##### Data #####
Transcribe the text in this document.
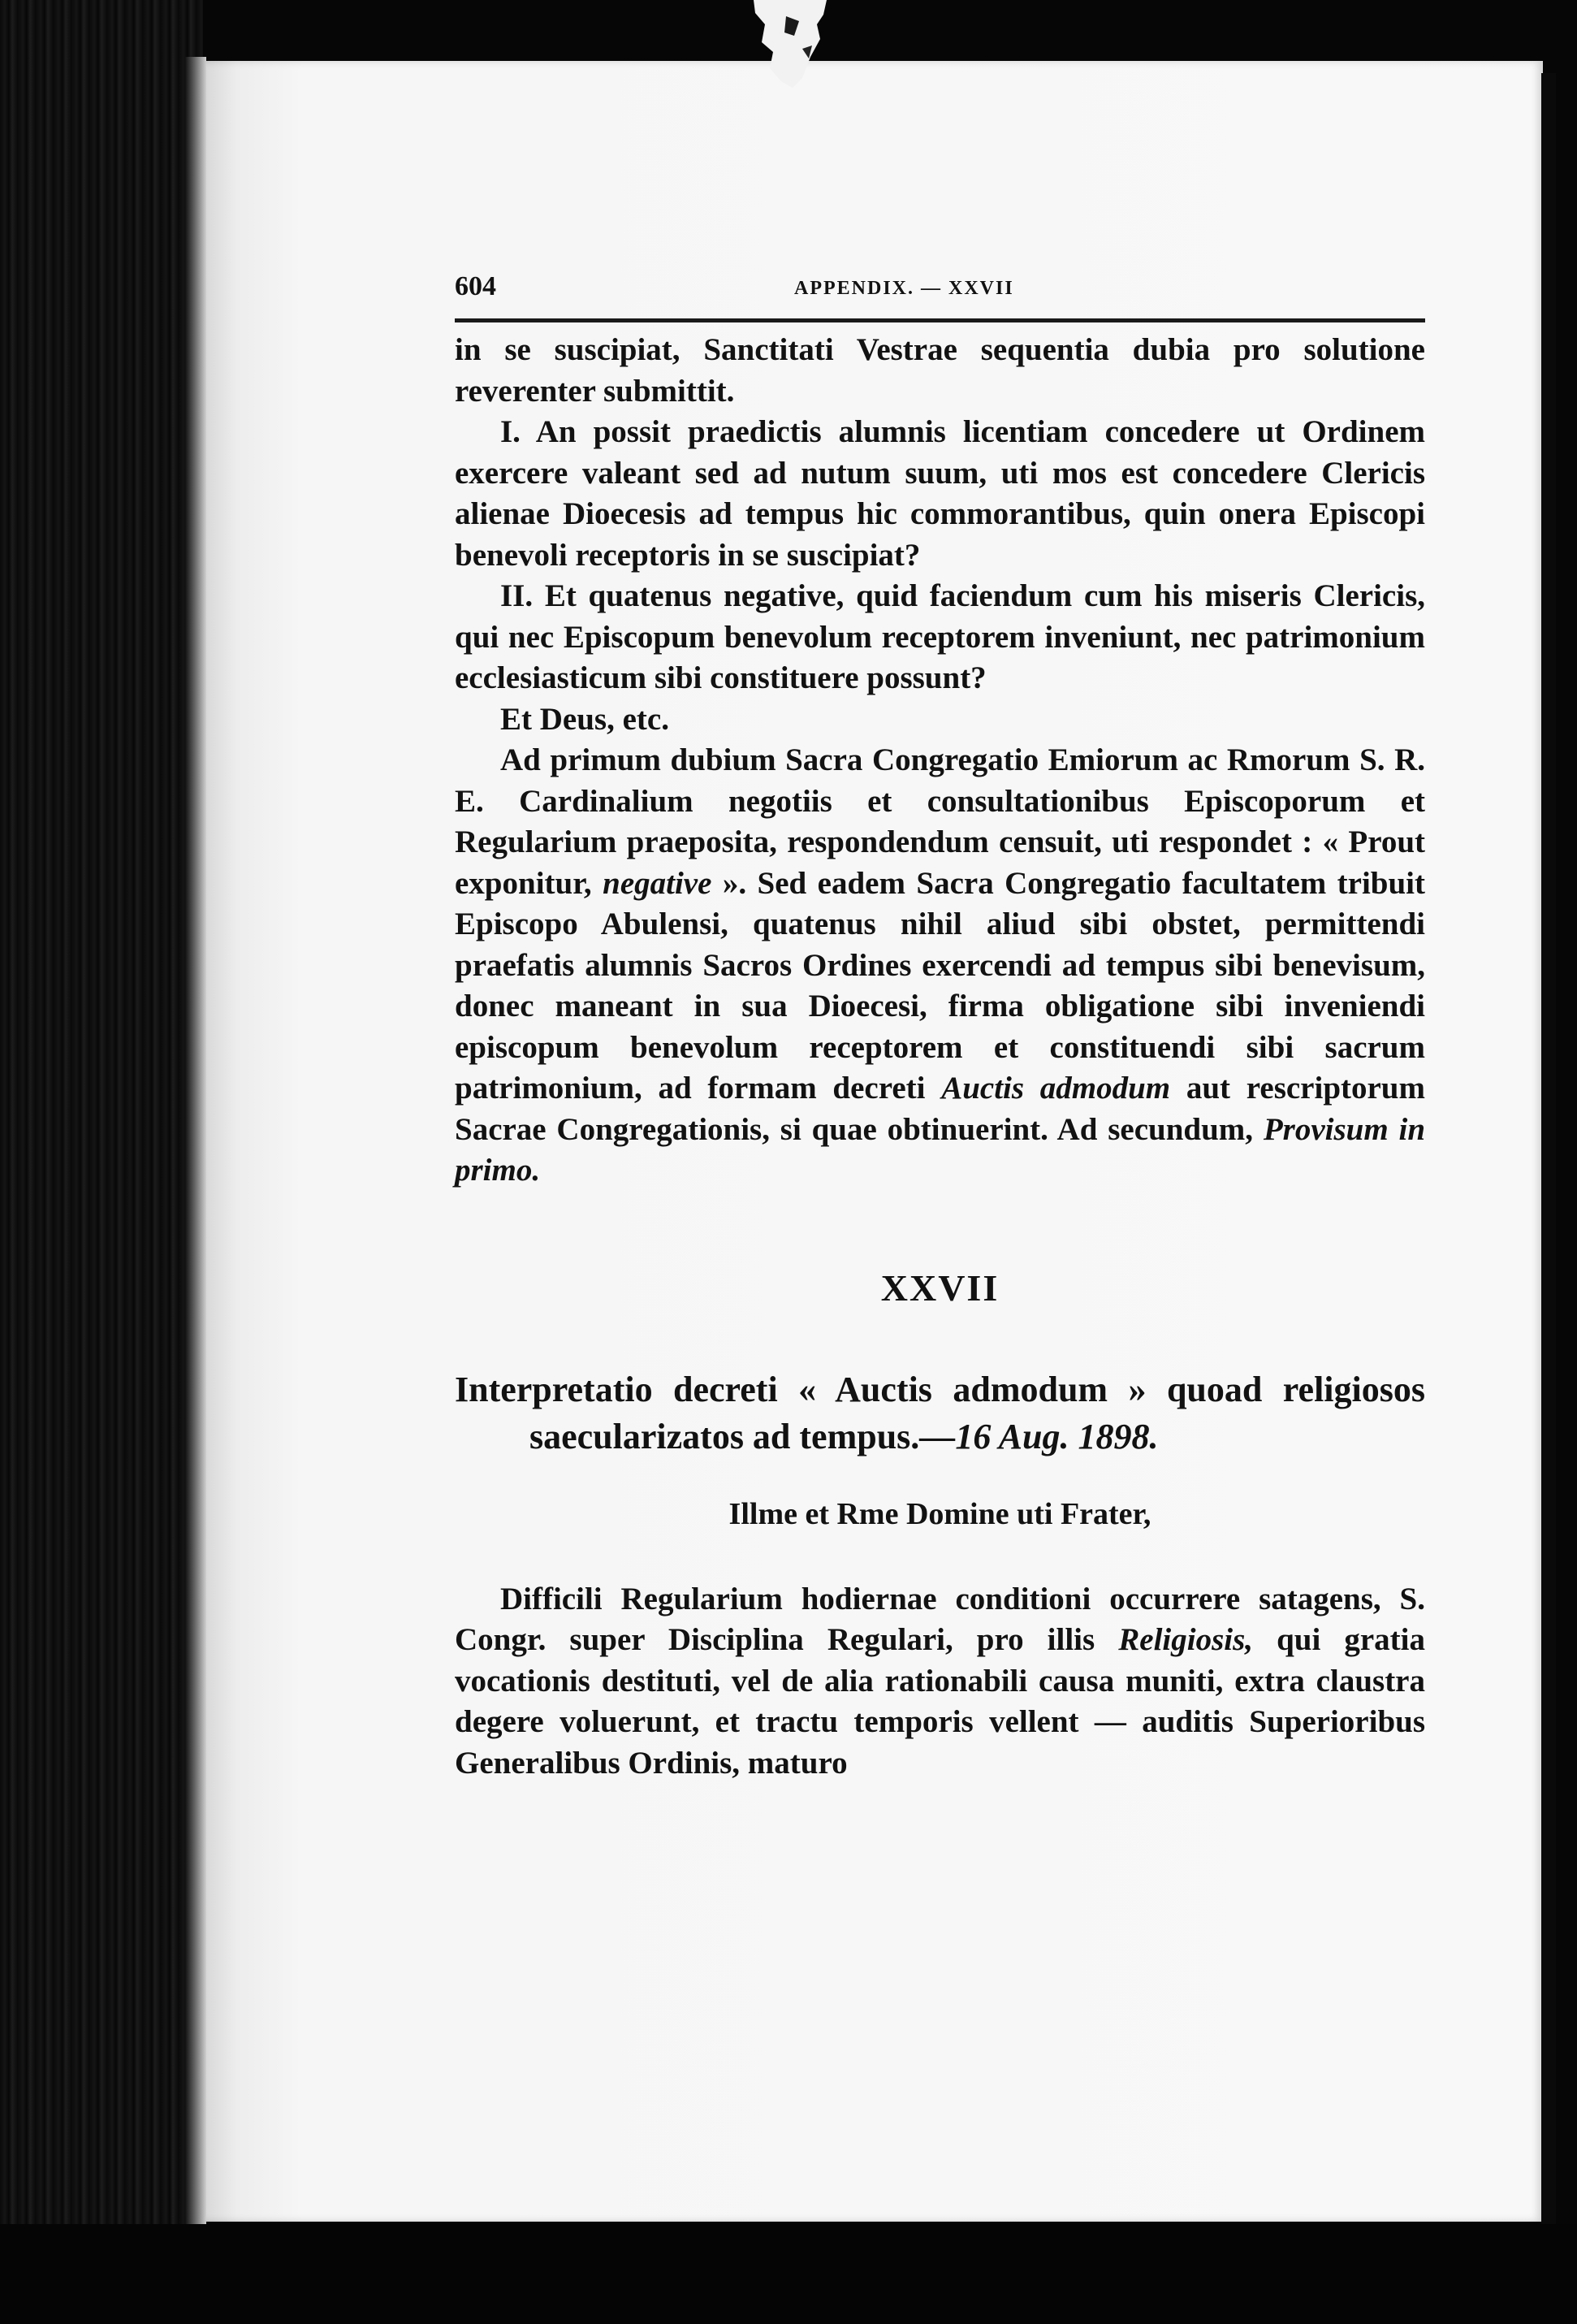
604	APPENDIX. — XXVII

in se suscipiat, Sanctitati Vestrae sequentia dubia pro solutione reverenter submittit.

I. An possit praedictis alumnis licentiam concedere ut Ordinem exercere valeant sed ad nutum suum, uti mos est concedere Clericis alienae Dioecesis ad tempus hic commorantibus, quin onera Episcopi benevoli receptoris in se suscipiat?

II. Et quatenus negative, quid faciendum cum his miseris Clericis, qui nec Episcopum benevolum receptorem inveniunt, nec patrimonium ecclesiasticum sibi constituere possunt?

Et Deus, etc.

Ad primum dubium Sacra Congregatio Emiorum ac Rmorum S. R. E. Cardinalium negotiis et consultationibus Episcoporum et Regularium praeposita, respondendum censuit, uti respondet : « Prout exponitur, negative ». Sed eadem Sacra Congregatio facultatem tribuit Episcopo Abulensi, quatenus nihil aliud sibi obstet, permittendi praefatis alumnis Sacros Ordines exercendi ad tempus sibi benevisum, donec maneant in sua Dioecesi, firma obligatione sibi inveniendi episcopum benevolum receptorem et constituendi sibi sacrum patrimonium, ad formam decreti Auctis admodum aut rescriptorum Sacrae Congregationis, si quae obtinuerint. Ad secundum, Provisum in primo.

XXVII

Interpretatio decreti « Auctis admodum » quoad religiosos saecularizatos ad tempus.—16 Aug. 1898.

Illme et Rme Domine uti Frater,

Difficili Regularium hodiernae conditioni occurrere satagens, S. Congr. super Disciplina Regulari, pro illis Religiosis, qui gratia vocationis destituti, vel de alia rationabili causa muniti, extra claustra degere voluerunt, et tractu temporis vellent — auditis Superioribus Generalibus Ordinis, maturo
#####
Each entry above is to be written out again unchanged, apart from the pictures, which are left out.

Transcribe the text in this document.
604	APPENDIX. — XXVII

in se suscipiat, Sanctitati Vestrae sequentia dubia pro solutione reverenter submittit.

I. An possit praedictis alumnis licentiam concedere ut Ordinem exercere valeant sed ad nutum suum, uti mos est concedere Clericis alienae Dioecesis ad tempus hic commorantibus, quin onera Episcopi benevoli receptoris in se suscipiat?

II. Et quatenus negative, quid faciendum cum his miseris Clericis, qui nec Episcopum benevolum receptorem inveniunt, nec patrimonium ecclesiasticum sibi constituere possunt?

Et Deus, etc.

Ad primum dubium Sacra Congregatio Emiorum ac Rmorum S. R. E. Cardinalium negotiis et consultationibus Episcoporum et Regularium praeposita, respondendum censuit, uti respondet : « Prout exponitur, negative ». Sed eadem Sacra Congregatio facultatem tribuit Episcopo Abulensi, quatenus nihil aliud sibi obstet, permittendi praefatis alumnis Sacros Ordines exercendi ad tempus sibi benevisum, donec maneant in sua Dioecesi, firma obligatione sibi inveniendi episcopum benevolum receptorem et constituendi sibi sacrum patrimonium, ad formam decreti Auctis admodum aut rescriptorum Sacrae Congregationis, si quae obtinuerint. Ad secundum, Provisum in primo.

XXVII

Interpretatio decreti « Auctis admodum » quoad religiosos saecularizatos ad tempus.—16 Aug. 1898.

Illme et Rme Domine uti Frater,

Difficili Regularium hodiernae conditioni occurrere satagens, S. Congr. super Disciplina Regulari, pro illis Religiosis, qui gratia vocationis destituti, vel de alia rationabili causa muniti, extra claustra degere voluerunt, et tractu temporis vellent — auditis Superioribus Generalibus Ordinis, maturo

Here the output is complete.